A run of records:
┄┄┄┄┄┄┄┄┄┄┄┄┄┄┄┄┄┄┄┄

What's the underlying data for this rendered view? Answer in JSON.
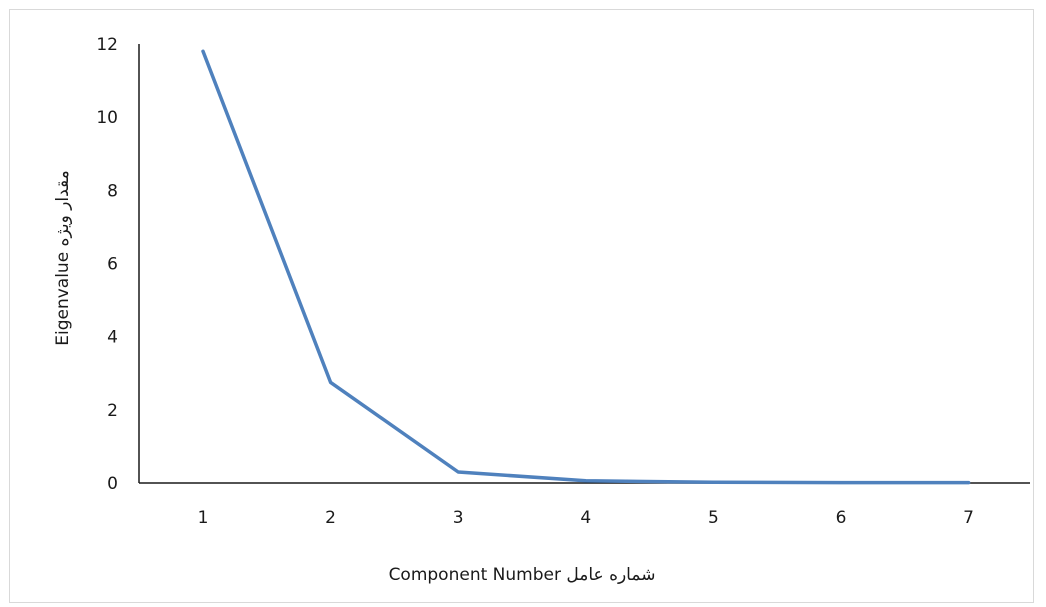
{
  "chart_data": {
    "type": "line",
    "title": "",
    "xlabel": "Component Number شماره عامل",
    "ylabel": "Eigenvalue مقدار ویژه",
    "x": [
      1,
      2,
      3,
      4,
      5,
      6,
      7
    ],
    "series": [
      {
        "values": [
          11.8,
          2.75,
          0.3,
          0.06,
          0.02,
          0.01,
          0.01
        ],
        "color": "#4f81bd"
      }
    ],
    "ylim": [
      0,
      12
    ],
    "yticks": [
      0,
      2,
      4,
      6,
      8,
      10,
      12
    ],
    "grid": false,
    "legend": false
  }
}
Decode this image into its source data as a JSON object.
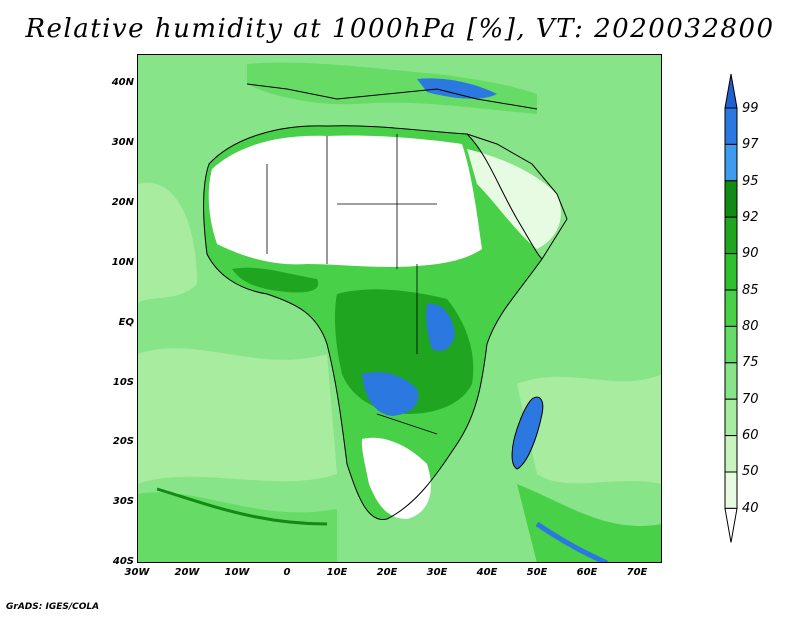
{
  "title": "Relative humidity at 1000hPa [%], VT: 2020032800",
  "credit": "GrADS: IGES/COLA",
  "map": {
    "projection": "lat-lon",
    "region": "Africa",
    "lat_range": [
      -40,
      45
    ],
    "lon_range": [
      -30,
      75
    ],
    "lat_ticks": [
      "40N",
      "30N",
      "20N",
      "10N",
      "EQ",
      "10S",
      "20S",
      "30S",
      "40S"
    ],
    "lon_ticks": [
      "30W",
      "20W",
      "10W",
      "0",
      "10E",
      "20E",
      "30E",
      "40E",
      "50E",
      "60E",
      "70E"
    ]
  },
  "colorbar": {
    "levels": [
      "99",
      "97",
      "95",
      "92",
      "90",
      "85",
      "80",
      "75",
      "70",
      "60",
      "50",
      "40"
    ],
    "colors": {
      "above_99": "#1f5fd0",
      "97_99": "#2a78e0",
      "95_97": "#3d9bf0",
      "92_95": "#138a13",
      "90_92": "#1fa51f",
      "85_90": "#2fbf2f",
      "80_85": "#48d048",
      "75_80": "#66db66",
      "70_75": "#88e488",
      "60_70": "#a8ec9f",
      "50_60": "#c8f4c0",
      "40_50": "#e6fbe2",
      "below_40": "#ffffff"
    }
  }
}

┄┄┄┄┄┄┄┄┄┄┄┄┄┄┄┄┄┄┄┄

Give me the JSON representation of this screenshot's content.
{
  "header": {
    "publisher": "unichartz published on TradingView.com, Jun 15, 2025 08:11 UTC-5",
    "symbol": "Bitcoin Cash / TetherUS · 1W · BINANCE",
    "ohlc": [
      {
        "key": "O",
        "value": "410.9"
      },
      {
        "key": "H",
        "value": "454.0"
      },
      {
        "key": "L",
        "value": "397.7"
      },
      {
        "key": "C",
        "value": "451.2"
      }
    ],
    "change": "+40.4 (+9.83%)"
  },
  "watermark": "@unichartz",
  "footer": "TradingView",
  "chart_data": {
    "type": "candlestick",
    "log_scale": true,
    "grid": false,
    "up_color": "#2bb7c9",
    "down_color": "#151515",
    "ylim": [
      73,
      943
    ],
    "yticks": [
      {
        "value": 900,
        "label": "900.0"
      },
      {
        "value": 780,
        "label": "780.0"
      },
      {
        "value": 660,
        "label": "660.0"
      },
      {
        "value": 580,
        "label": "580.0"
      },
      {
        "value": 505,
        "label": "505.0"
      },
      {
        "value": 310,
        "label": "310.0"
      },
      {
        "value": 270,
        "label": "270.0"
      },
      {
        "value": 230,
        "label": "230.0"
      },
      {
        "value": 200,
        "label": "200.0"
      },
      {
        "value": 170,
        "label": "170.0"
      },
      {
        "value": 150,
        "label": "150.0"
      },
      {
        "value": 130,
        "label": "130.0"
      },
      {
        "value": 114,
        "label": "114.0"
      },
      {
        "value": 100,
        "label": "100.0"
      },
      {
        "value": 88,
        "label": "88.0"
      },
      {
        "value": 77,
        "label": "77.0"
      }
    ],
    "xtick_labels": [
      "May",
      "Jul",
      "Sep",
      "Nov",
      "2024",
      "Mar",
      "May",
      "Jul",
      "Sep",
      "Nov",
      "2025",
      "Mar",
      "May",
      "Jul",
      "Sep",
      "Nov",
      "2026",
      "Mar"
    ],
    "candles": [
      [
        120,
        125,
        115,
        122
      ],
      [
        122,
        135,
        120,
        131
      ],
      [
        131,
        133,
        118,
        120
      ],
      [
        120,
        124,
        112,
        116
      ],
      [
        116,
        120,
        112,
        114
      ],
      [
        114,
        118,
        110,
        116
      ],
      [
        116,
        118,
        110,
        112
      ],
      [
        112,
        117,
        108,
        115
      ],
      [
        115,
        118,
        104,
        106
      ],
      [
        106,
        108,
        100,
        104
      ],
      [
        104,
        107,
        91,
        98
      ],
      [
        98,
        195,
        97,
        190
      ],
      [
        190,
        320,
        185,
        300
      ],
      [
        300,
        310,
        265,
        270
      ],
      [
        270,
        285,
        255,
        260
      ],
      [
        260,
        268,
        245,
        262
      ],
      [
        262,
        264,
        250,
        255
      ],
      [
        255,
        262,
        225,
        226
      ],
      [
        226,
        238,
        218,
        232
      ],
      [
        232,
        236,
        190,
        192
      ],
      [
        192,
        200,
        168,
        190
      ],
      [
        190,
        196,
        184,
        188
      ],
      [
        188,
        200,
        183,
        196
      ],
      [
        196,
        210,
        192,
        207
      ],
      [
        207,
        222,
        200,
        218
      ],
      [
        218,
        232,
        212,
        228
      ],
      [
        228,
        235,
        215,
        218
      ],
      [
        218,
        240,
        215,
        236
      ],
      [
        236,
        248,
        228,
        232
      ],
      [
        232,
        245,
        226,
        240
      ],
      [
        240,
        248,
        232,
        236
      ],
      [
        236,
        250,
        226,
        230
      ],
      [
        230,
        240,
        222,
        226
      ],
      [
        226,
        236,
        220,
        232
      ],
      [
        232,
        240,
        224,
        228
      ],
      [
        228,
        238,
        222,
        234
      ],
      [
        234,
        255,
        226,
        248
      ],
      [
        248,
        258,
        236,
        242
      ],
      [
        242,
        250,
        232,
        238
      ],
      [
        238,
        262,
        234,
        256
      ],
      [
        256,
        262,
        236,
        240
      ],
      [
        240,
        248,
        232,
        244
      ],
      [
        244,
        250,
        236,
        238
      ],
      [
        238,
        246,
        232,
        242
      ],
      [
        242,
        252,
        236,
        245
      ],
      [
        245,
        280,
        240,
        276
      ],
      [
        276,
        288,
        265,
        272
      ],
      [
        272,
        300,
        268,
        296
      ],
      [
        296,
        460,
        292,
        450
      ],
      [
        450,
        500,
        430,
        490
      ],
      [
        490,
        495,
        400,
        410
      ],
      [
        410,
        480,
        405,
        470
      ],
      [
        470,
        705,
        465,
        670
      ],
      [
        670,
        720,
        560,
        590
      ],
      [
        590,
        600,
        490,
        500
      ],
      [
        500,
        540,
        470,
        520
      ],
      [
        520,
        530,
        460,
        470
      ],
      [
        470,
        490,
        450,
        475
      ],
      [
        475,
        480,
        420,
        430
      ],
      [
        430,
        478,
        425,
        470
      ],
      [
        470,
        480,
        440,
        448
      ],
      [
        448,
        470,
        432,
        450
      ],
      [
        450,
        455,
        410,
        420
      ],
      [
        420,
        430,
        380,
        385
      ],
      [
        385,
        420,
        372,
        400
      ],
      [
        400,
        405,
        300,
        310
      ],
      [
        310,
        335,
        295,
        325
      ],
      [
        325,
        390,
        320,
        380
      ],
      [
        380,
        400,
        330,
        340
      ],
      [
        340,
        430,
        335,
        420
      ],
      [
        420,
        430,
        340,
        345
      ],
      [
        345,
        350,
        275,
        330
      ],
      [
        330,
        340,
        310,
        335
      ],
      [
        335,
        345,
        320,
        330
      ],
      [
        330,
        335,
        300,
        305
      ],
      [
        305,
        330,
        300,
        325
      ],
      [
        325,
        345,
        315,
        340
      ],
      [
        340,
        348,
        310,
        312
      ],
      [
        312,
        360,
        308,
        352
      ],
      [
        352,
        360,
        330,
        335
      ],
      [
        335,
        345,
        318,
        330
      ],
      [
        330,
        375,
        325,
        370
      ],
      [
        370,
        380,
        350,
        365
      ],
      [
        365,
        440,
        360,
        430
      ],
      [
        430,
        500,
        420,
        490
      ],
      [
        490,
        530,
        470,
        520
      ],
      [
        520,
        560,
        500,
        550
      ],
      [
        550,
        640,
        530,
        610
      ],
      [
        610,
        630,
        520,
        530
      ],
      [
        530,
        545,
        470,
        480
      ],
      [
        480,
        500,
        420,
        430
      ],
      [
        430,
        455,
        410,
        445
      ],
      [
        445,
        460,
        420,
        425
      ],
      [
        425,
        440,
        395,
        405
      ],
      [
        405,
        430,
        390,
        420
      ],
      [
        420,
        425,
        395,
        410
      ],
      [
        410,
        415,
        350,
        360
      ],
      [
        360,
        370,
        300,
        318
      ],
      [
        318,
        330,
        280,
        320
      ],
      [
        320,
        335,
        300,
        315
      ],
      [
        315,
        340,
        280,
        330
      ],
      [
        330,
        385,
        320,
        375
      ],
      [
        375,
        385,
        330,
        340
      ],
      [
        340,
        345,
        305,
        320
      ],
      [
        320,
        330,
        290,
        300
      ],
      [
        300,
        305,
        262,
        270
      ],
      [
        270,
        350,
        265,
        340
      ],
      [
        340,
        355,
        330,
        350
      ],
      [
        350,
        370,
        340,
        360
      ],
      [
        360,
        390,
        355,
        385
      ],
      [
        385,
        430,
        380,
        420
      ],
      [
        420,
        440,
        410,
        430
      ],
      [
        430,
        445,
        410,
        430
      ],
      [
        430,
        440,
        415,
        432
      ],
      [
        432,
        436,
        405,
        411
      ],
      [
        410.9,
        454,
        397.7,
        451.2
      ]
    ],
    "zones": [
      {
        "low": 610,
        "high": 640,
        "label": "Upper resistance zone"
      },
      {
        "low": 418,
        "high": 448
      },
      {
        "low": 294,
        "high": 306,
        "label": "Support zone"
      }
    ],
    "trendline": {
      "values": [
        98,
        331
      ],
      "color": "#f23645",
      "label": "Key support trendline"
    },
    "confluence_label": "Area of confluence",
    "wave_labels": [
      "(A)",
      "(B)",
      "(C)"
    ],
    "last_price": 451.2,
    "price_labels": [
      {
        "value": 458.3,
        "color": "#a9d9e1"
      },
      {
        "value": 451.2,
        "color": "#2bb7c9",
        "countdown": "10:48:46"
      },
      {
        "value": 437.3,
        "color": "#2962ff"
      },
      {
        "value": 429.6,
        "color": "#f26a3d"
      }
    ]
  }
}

┄┄┄┄┄┄┄┄┄┄┄┄┄┄┄┄┄┄┄┄

▶ _GIVEN INSTRUCTION_
Select the lines that carry the string "unichartz" and copy them.

▶ _SOLUTION_
    "publisher": "unichartz published on TradingView.com, Jun 15, 2025 08:11 UTC-5",
  "watermark": "@unichartz",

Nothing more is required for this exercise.